**Given exercise**
Repeat, exactly and completely, the material that follows. Omit the pictures.

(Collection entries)
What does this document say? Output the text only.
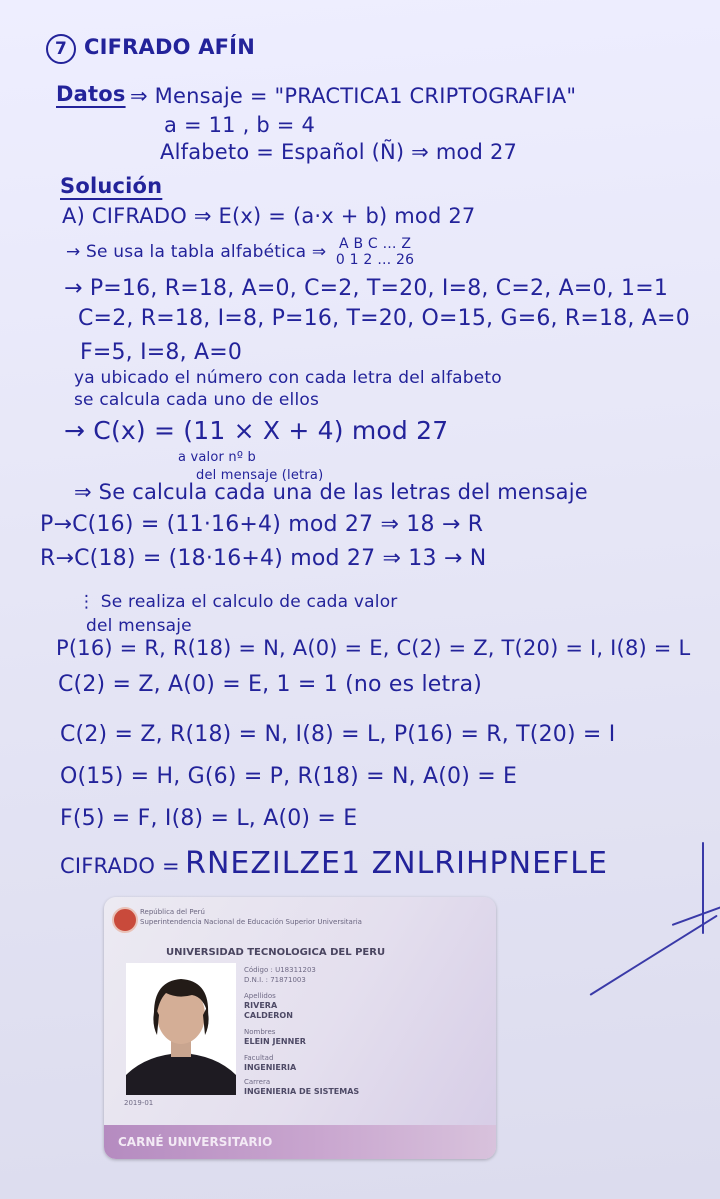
7 CIFRADO AFÍN
Datos ⇒ Mensaje = "PRACTICA1 CRIPTOGRAFIA"
a = 11 , b = 4
Alfabeto = Español (Ñ) ⇒ mod 27
Solución
A) CIFRADO ⇒ E(x) = (a·x + b) mod 27
→ Se usa la tabla alfabética ⇒ A B C … Z
0 1 2 … 26
→ P=16, R=18, A=0, C=2, T=20, I=8, C=2, A=0, 1=1
C=2, R=18, I=8, P=16, T=20, O=15, G=6, R=18, A=0
F=5, I=8, A=0
ya ubicado el número con cada letra del alfabeto
se calcula cada uno de ellos
→ C(x) = (11 × X + 4) mod 27
a valor nº b
del mensaje (letra)
⇒ Se calcula cada una de las letras del mensaje
P→C(16) = (11·16+4) mod 27 ⇒ 18 → R
R→C(18) = (18·16+4) mod 27 ⇒ 13 → N
⋮ Se realiza el calculo de cada valor
del mensaje
P(16) = R, R(18) = N, A(0) = E, C(2) = Z, T(20) = I, I(8) = L
C(2) = Z, A(0) = E, 1 = 1 (no es letra)
C(2) = Z, R(18) = N, I(8) = L, P(16) = R, T(20) = I
O(15) = H, G(6) = P, R(18) = N, A(0) = E
F(5) = F, I(8) = L, A(0) = E
CIFRADO = RNEZILZE1 ZNLRIHPNEFLE
República del Perú
Superintendencia Nacional de Educación Superior Universitaria
UNIVERSIDAD TECNOLOGICA DEL PERU
Código : U18311203
D.N.I. : 71871003
Apellidos
RIVERA
CALDERON
Nombres
ELEIN JENNER
Facultad
INGENIERIA
Carrera
INGENIERIA DE SISTEMAS
2019-01
CARNÉ UNIVERSITARIO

**Answer to the exercise**
What does this document say? Output the text only.
7 CIFRADO AFÍN
Datos ⇒ Mensaje = "PRACTICA1 CRIPTOGRAFIA"
a = 11 , b = 4
Alfabeto = Español (Ñ) ⇒ mod 27
Solución
A) CIFRADO ⇒ E(x) = (a·x + b) mod 27
→ Se usa la tabla alfabética ⇒ A B C … Z
0 1 2 … 26
→ P=16, R=18, A=0, C=2, T=20, I=8, C=2, A=0, 1=1
C=2, R=18, I=8, P=16, T=20, O=15, G=6, R=18, A=0
F=5, I=8, A=0
ya ubicado el número con cada letra del alfabeto
se calcula cada uno de ellos
→ C(x) = (11 × X + 4) mod 27
a valor nº b
del mensaje (letra)
⇒ Se calcula cada una de las letras del mensaje
P→C(16) = (11·16+4) mod 27 ⇒ 18 → R
R→C(18) = (18·16+4) mod 27 ⇒ 13 → N
⋮ Se realiza el calculo de cada valor
del mensaje
P(16) = R, R(18) = N, A(0) = E, C(2) = Z, T(20) = I, I(8) = L
C(2) = Z, A(0) = E, 1 = 1 (no es letra)
C(2) = Z, R(18) = N, I(8) = L, P(16) = R, T(20) = I
O(15) = H, G(6) = P, R(18) = N, A(0) = E
F(5) = F, I(8) = L, A(0) = E
CIFRADO = RNEZILZE1 ZNLRIHPNEFLE
República del Perú
Superintendencia Nacional de Educación Superior Universitaria
UNIVERSIDAD TECNOLOGICA DEL PERU
Código : U18311203
D.N.I. : 71871003
Apellidos
RIVERA
CALDERON
Nombres
ELEIN JENNER
Facultad
INGENIERIA
Carrera
INGENIERIA DE SISTEMAS
2019-01
CARNÉ UNIVERSITARIO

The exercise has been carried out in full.